Stored dataset items
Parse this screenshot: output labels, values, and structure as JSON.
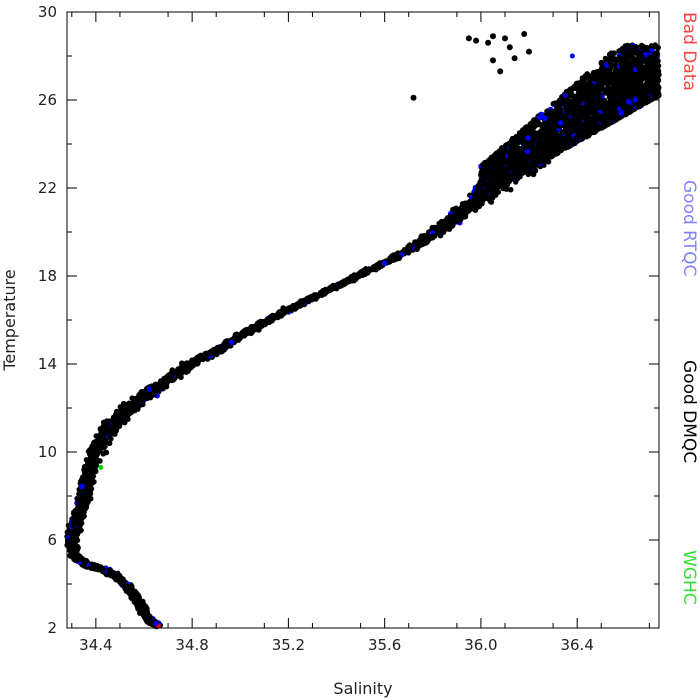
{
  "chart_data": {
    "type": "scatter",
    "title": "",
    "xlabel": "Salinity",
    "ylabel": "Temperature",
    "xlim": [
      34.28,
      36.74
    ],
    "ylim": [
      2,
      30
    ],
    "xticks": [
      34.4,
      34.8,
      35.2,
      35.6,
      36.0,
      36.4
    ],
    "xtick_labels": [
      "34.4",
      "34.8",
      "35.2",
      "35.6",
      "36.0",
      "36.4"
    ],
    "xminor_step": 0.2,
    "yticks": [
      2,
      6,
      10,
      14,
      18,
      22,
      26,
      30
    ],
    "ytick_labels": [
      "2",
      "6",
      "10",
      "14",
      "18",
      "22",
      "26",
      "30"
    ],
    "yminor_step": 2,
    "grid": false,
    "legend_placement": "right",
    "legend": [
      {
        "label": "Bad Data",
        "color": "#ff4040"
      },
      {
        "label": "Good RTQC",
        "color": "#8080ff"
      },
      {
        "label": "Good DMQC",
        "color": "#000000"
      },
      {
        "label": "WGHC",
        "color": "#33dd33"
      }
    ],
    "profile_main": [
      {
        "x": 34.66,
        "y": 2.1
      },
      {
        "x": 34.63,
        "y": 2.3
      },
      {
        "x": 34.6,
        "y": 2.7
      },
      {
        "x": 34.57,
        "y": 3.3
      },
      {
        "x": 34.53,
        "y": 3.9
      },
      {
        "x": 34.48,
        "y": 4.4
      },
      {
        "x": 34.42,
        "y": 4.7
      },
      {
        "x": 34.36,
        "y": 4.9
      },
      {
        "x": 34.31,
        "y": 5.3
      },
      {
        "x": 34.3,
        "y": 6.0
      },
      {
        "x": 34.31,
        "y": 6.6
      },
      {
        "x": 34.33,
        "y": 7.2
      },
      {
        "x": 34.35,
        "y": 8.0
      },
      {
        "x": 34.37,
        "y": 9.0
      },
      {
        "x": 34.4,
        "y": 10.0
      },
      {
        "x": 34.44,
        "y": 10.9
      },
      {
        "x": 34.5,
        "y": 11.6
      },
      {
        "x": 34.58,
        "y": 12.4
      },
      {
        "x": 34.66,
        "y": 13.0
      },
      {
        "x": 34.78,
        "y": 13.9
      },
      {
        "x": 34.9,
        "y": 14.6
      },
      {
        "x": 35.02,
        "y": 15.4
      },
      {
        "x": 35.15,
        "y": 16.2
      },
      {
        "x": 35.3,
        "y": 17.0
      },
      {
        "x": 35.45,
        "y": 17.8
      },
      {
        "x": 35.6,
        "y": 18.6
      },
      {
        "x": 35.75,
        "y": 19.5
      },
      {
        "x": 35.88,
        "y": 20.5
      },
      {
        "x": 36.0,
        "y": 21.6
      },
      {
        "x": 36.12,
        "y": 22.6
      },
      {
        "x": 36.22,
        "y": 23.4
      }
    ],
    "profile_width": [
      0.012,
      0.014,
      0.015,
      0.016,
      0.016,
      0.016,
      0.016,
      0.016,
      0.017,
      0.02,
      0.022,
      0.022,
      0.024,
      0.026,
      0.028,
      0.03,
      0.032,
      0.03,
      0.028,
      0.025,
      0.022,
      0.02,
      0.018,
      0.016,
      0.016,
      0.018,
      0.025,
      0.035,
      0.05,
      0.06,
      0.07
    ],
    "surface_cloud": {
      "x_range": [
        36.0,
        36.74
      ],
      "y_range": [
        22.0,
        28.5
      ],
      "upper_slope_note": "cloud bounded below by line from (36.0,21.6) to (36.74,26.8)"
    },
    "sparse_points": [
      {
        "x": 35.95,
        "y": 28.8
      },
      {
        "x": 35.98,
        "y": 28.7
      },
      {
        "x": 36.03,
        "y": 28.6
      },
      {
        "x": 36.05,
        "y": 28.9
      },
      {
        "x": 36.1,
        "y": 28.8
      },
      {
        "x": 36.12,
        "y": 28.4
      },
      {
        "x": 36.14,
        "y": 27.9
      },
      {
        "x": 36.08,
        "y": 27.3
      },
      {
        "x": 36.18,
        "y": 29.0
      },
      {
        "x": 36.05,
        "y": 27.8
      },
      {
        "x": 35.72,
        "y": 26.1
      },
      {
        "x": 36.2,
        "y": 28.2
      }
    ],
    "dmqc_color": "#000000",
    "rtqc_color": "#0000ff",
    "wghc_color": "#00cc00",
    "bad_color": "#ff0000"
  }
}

* **DIRECTIVE**
Copy the material shown above in full and exactly. Skip the pictures.

* **THE RESPONSE**
Parse this screenshot: output labels, values, and structure as JSON.
{
  "chart_data": {
    "type": "scatter",
    "title": "",
    "xlabel": "Salinity",
    "ylabel": "Temperature",
    "xlim": [
      34.28,
      36.74
    ],
    "ylim": [
      2,
      30
    ],
    "xticks": [
      34.4,
      34.8,
      35.2,
      35.6,
      36.0,
      36.4
    ],
    "xtick_labels": [
      "34.4",
      "34.8",
      "35.2",
      "35.6",
      "36.0",
      "36.4"
    ],
    "xminor_step": 0.2,
    "yticks": [
      2,
      6,
      10,
      14,
      18,
      22,
      26,
      30
    ],
    "ytick_labels": [
      "2",
      "6",
      "10",
      "14",
      "18",
      "22",
      "26",
      "30"
    ],
    "yminor_step": 2,
    "grid": false,
    "legend_placement": "right",
    "legend": [
      {
        "label": "Bad Data",
        "color": "#ff4040"
      },
      {
        "label": "Good RTQC",
        "color": "#8080ff"
      },
      {
        "label": "Good DMQC",
        "color": "#000000"
      },
      {
        "label": "WGHC",
        "color": "#33dd33"
      }
    ],
    "profile_main": [
      {
        "x": 34.66,
        "y": 2.1
      },
      {
        "x": 34.63,
        "y": 2.3
      },
      {
        "x": 34.6,
        "y": 2.7
      },
      {
        "x": 34.57,
        "y": 3.3
      },
      {
        "x": 34.53,
        "y": 3.9
      },
      {
        "x": 34.48,
        "y": 4.4
      },
      {
        "x": 34.42,
        "y": 4.7
      },
      {
        "x": 34.36,
        "y": 4.9
      },
      {
        "x": 34.31,
        "y": 5.3
      },
      {
        "x": 34.3,
        "y": 6.0
      },
      {
        "x": 34.31,
        "y": 6.6
      },
      {
        "x": 34.33,
        "y": 7.2
      },
      {
        "x": 34.35,
        "y": 8.0
      },
      {
        "x": 34.37,
        "y": 9.0
      },
      {
        "x": 34.4,
        "y": 10.0
      },
      {
        "x": 34.44,
        "y": 10.9
      },
      {
        "x": 34.5,
        "y": 11.6
      },
      {
        "x": 34.58,
        "y": 12.4
      },
      {
        "x": 34.66,
        "y": 13.0
      },
      {
        "x": 34.78,
        "y": 13.9
      },
      {
        "x": 34.9,
        "y": 14.6
      },
      {
        "x": 35.02,
        "y": 15.4
      },
      {
        "x": 35.15,
        "y": 16.2
      },
      {
        "x": 35.3,
        "y": 17.0
      },
      {
        "x": 35.45,
        "y": 17.8
      },
      {
        "x": 35.6,
        "y": 18.6
      },
      {
        "x": 35.75,
        "y": 19.5
      },
      {
        "x": 35.88,
        "y": 20.5
      },
      {
        "x": 36.0,
        "y": 21.6
      },
      {
        "x": 36.12,
        "y": 22.6
      },
      {
        "x": 36.22,
        "y": 23.4
      }
    ],
    "profile_width": [
      0.012,
      0.014,
      0.015,
      0.016,
      0.016,
      0.016,
      0.016,
      0.016,
      0.017,
      0.02,
      0.022,
      0.022,
      0.024,
      0.026,
      0.028,
      0.03,
      0.032,
      0.03,
      0.028,
      0.025,
      0.022,
      0.02,
      0.018,
      0.016,
      0.016,
      0.018,
      0.025,
      0.035,
      0.05,
      0.06,
      0.07
    ],
    "surface_cloud": {
      "x_range": [
        36.0,
        36.74
      ],
      "y_range": [
        22.0,
        28.5
      ],
      "upper_slope_note": "cloud bounded below by line from (36.0,21.6) to (36.74,26.8)"
    },
    "sparse_points": [
      {
        "x": 35.95,
        "y": 28.8
      },
      {
        "x": 35.98,
        "y": 28.7
      },
      {
        "x": 36.03,
        "y": 28.6
      },
      {
        "x": 36.05,
        "y": 28.9
      },
      {
        "x": 36.1,
        "y": 28.8
      },
      {
        "x": 36.12,
        "y": 28.4
      },
      {
        "x": 36.14,
        "y": 27.9
      },
      {
        "x": 36.08,
        "y": 27.3
      },
      {
        "x": 36.18,
        "y": 29.0
      },
      {
        "x": 36.05,
        "y": 27.8
      },
      {
        "x": 35.72,
        "y": 26.1
      },
      {
        "x": 36.2,
        "y": 28.2
      }
    ],
    "dmqc_color": "#000000",
    "rtqc_color": "#0000ff",
    "wghc_color": "#00cc00",
    "bad_color": "#ff0000"
  }
}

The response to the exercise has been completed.